(Dataset items)
(begin)
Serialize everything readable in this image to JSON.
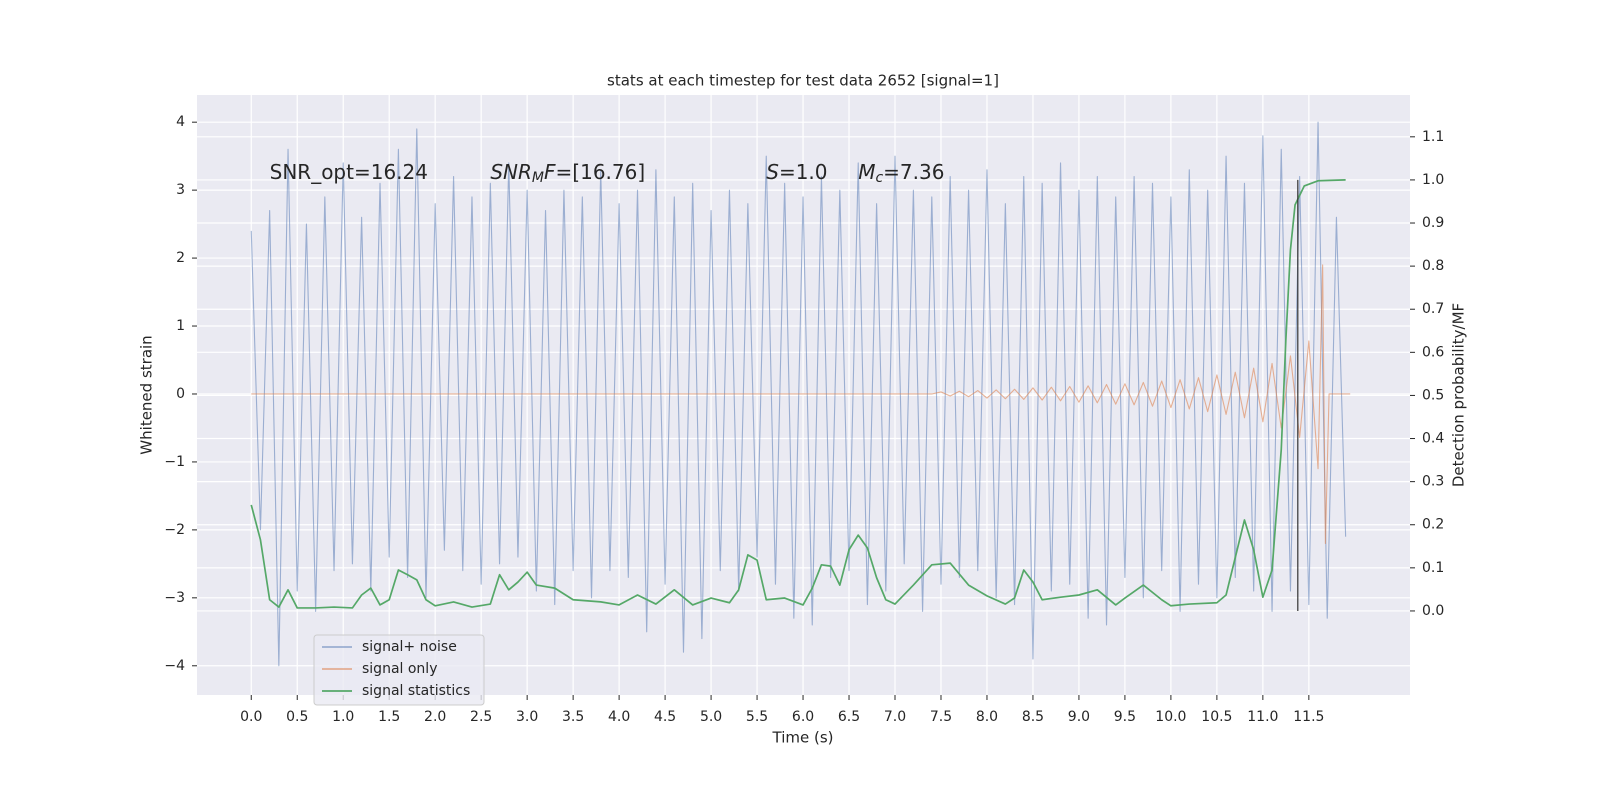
{
  "chart_data": {
    "type": "line",
    "title": "stats at each timestep for test data 2652 [signal=1]",
    "xlabel": "Time (s)",
    "ylabel": "Whitened strain",
    "y2label": "Detection probability/MF",
    "xlim": [
      -0.59,
      12.6
    ],
    "xticks": [
      {
        "value": 0,
        "label": "0.0"
      },
      0.5,
      {
        "value": 1,
        "label": "1.0"
      },
      1.5,
      {
        "value": 2,
        "label": "2.0"
      },
      2.5,
      {
        "value": 3,
        "label": "3.0"
      },
      3.5,
      {
        "value": 4,
        "label": "4.0"
      },
      4.5,
      {
        "value": 5,
        "label": "5.0"
      },
      5.5,
      {
        "value": 6,
        "label": "6.0"
      },
      6.5,
      {
        "value": 7,
        "label": "7.0"
      },
      7.5,
      {
        "value": 8,
        "label": "8.0"
      },
      8.5,
      {
        "value": 9,
        "label": "9.0"
      },
      9.5,
      {
        "value": 10,
        "label": "10.0"
      },
      10.5,
      {
        "value": 11,
        "label": "11.0"
      },
      11.5
    ],
    "ylim": [
      -4.43,
      4.4
    ],
    "yticks": [
      {
        "value": -4,
        "label": "−4"
      },
      {
        "value": -3,
        "label": "−3"
      },
      {
        "value": -2,
        "label": "−2"
      },
      {
        "value": -1,
        "label": "−1"
      },
      0,
      1,
      2,
      3,
      4
    ],
    "y2lim": [
      -0.195,
      1.197
    ],
    "y2ticks": [
      {
        "value": 0,
        "label": "0.0"
      },
      0.1,
      0.2,
      0.3,
      0.4,
      0.5,
      0.6,
      0.7,
      0.8,
      0.9,
      {
        "value": 1,
        "label": "1.0"
      },
      1.1
    ],
    "grid": true,
    "legend": "lower left",
    "series": [
      {
        "name": "signal+ noise",
        "color": "#4c72b0",
        "opacity": 0.5,
        "x": [
          0,
          0.1,
          0.2,
          0.3,
          0.4,
          0.5,
          0.6,
          0.7,
          0.8,
          0.9,
          1,
          1.1,
          1.2,
          1.3,
          1.4,
          1.5,
          1.6,
          1.7,
          1.8,
          1.9,
          2,
          2.1,
          2.2,
          2.3,
          2.4,
          2.5,
          2.6,
          2.7,
          2.8,
          2.9,
          3,
          3.1,
          3.2,
          3.3,
          3.4,
          3.5,
          3.6,
          3.7,
          3.8,
          3.9,
          4,
          4.1,
          4.2,
          4.3,
          4.4,
          4.5,
          4.6,
          4.7,
          4.8,
          4.9,
          5,
          5.1,
          5.2,
          5.3,
          5.4,
          5.5,
          5.6,
          5.7,
          5.8,
          5.9,
          6,
          6.1,
          6.2,
          6.3,
          6.4,
          6.5,
          6.6,
          6.7,
          6.8,
          6.9,
          7,
          7.1,
          7.2,
          7.3,
          7.4,
          7.5,
          7.6,
          7.7,
          7.8,
          7.9,
          8,
          8.1,
          8.2,
          8.3,
          8.4,
          8.5,
          8.6,
          8.7,
          8.8,
          8.9,
          9,
          9.1,
          9.2,
          9.3,
          9.4,
          9.5,
          9.6,
          9.7,
          9.8,
          9.9,
          10,
          10.1,
          10.2,
          10.3,
          10.4,
          10.5,
          10.6,
          10.7,
          10.8,
          10.9,
          11,
          11.1,
          11.2,
          11.3,
          11.4,
          11.5,
          11.6,
          11.7,
          11.8,
          11.9
        ],
        "values": [
          2.4,
          -2.0,
          2.7,
          -4.0,
          3.6,
          -2.9,
          2.5,
          -3.2,
          2.9,
          -2.6,
          3.4,
          -2.5,
          2.6,
          -2.9,
          3.1,
          -2.4,
          3.6,
          -2.7,
          3.9,
          -3.0,
          2.8,
          -2.3,
          3.2,
          -2.6,
          2.9,
          -2.8,
          3.1,
          -2.5,
          3.4,
          -2.4,
          3.0,
          -2.9,
          2.7,
          -3.1,
          3.0,
          -2.6,
          2.9,
          -3.0,
          3.3,
          -2.6,
          2.8,
          -2.7,
          3.0,
          -3.5,
          3.3,
          -2.8,
          2.9,
          -3.8,
          3.1,
          -3.6,
          2.7,
          -2.6,
          3.0,
          -2.9,
          2.8,
          -2.4,
          3.5,
          -2.8,
          3.1,
          -3.3,
          2.9,
          -3.4,
          3.2,
          -2.7,
          3.0,
          -2.6,
          3.4,
          -3.1,
          2.8,
          -2.9,
          3.5,
          -2.5,
          3.0,
          -3.2,
          2.9,
          -2.8,
          3.2,
          -2.7,
          3.0,
          -2.6,
          3.3,
          -3.0,
          2.8,
          -3.1,
          3.2,
          -3.9,
          3.1,
          -2.9,
          3.4,
          -2.8,
          3.0,
          -3.3,
          3.2,
          -3.4,
          2.9,
          -2.7,
          3.2,
          -3.0,
          3.1,
          -2.6,
          2.9,
          -3.2,
          3.3,
          -2.8,
          3.0,
          -3.0,
          3.5,
          -2.7,
          3.1,
          -2.9,
          3.8,
          -3.2,
          3.6,
          -2.9,
          3.2,
          -3.1,
          4.0,
          -3.3,
          2.6,
          -2.1
        ]
      },
      {
        "name": "signal only",
        "color": "#dd8452",
        "opacity": 0.6,
        "x": [
          0,
          7.4,
          7.5,
          7.6,
          7.7,
          7.8,
          7.9,
          8,
          8.1,
          8.2,
          8.3,
          8.4,
          8.5,
          8.6,
          8.7,
          8.8,
          8.9,
          9,
          9.1,
          9.2,
          9.3,
          9.4,
          9.5,
          9.6,
          9.7,
          9.8,
          9.9,
          10,
          10.1,
          10.2,
          10.3,
          10.4,
          10.5,
          10.6,
          10.7,
          10.8,
          10.9,
          11,
          11.1,
          11.2,
          11.3,
          11.4,
          11.5,
          11.6,
          11.65,
          11.68,
          11.72,
          11.95
        ],
        "values": [
          0,
          0,
          0.03,
          -0.03,
          0.04,
          -0.04,
          0.05,
          -0.06,
          0.06,
          -0.07,
          0.07,
          -0.08,
          0.09,
          -0.09,
          0.1,
          -0.1,
          0.11,
          -0.12,
          0.12,
          -0.13,
          0.14,
          -0.15,
          0.15,
          -0.16,
          0.17,
          -0.18,
          0.19,
          -0.2,
          0.21,
          -0.22,
          0.24,
          -0.26,
          0.28,
          -0.3,
          0.32,
          -0.35,
          0.38,
          -0.41,
          0.45,
          -0.5,
          0.56,
          -0.64,
          0.78,
          -1.1,
          1.9,
          -2.2,
          0,
          0
        ]
      },
      {
        "name": "signal statistics",
        "color": "#55a868",
        "opacity": 1,
        "axis": "y2",
        "x": [
          0,
          0.1,
          0.2,
          0.3,
          0.4,
          0.5,
          0.7,
          0.9,
          1.1,
          1.2,
          1.3,
          1.4,
          1.5,
          1.6,
          1.7,
          1.8,
          1.9,
          2.0,
          2.2,
          2.4,
          2.6,
          2.7,
          2.8,
          2.9,
          3.0,
          3.1,
          3.3,
          3.5,
          3.8,
          4.0,
          4.2,
          4.4,
          4.6,
          4.8,
          5.0,
          5.2,
          5.3,
          5.4,
          5.5,
          5.6,
          5.8,
          6.0,
          6.1,
          6.2,
          6.3,
          6.4,
          6.5,
          6.6,
          6.7,
          6.8,
          6.9,
          7.0,
          7.2,
          7.4,
          7.6,
          7.8,
          8.0,
          8.2,
          8.3,
          8.4,
          8.5,
          8.6,
          8.8,
          9.0,
          9.2,
          9.4,
          9.5,
          9.7,
          9.9,
          10.0,
          10.2,
          10.5,
          10.6,
          10.8,
          10.9,
          11.0,
          11.1,
          11.2,
          11.25,
          11.3,
          11.35,
          11.45,
          11.6,
          11.9
        ],
        "values": [
          0.246,
          0.165,
          0.026,
          0.009,
          0.049,
          0.007,
          0.007,
          0.009,
          0.007,
          0.037,
          0.053,
          0.014,
          0.026,
          0.095,
          0.084,
          0.072,
          0.026,
          0.012,
          0.021,
          0.009,
          0.016,
          0.084,
          0.049,
          0.067,
          0.09,
          0.06,
          0.053,
          0.026,
          0.021,
          0.014,
          0.037,
          0.016,
          0.049,
          0.014,
          0.03,
          0.019,
          0.049,
          0.13,
          0.118,
          0.026,
          0.03,
          0.014,
          0.053,
          0.107,
          0.104,
          0.06,
          0.142,
          0.176,
          0.146,
          0.077,
          0.026,
          0.016,
          0.06,
          0.107,
          0.111,
          0.06,
          0.035,
          0.016,
          0.03,
          0.095,
          0.067,
          0.026,
          0.032,
          0.037,
          0.049,
          0.014,
          0.03,
          0.06,
          0.026,
          0.012,
          0.016,
          0.019,
          0.037,
          0.211,
          0.142,
          0.032,
          0.095,
          0.374,
          0.629,
          0.838,
          0.942,
          0.986,
          0.998,
          1.0
        ]
      }
    ],
    "vline": {
      "x": 11.38,
      "y2": [
        0,
        1
      ],
      "color": "#333333"
    },
    "annotations": [
      {
        "x": 0.2,
        "y": 3.25,
        "segments": [
          {
            "text": "SNR_opt=16.24"
          }
        ]
      },
      {
        "x": 2.6,
        "y": 3.25,
        "segments": [
          {
            "text": "SNR",
            "style": "italic"
          },
          {
            "text": "M",
            "style": "sub"
          },
          {
            "text": "F",
            "style": "italic"
          },
          {
            "text": "=[16.76]"
          }
        ]
      },
      {
        "x": 5.6,
        "y": 3.25,
        "segments": [
          {
            "text": "S",
            "style": "italic"
          },
          {
            "text": "=1.0"
          }
        ]
      },
      {
        "x": 6.6,
        "y": 3.25,
        "segments": [
          {
            "text": "M",
            "style": "italic"
          },
          {
            "text": "c",
            "style": "sub"
          },
          {
            "text": "=7.36"
          }
        ]
      }
    ]
  }
}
(end)
§ TASK STATEMENT
Using the data above, copy each line that contains "color".

§ WRITTEN ANSWER
        "color": "#4c72b0",
        "color": "#dd8452",
        "color": "#55a868",
      "color": "#333333"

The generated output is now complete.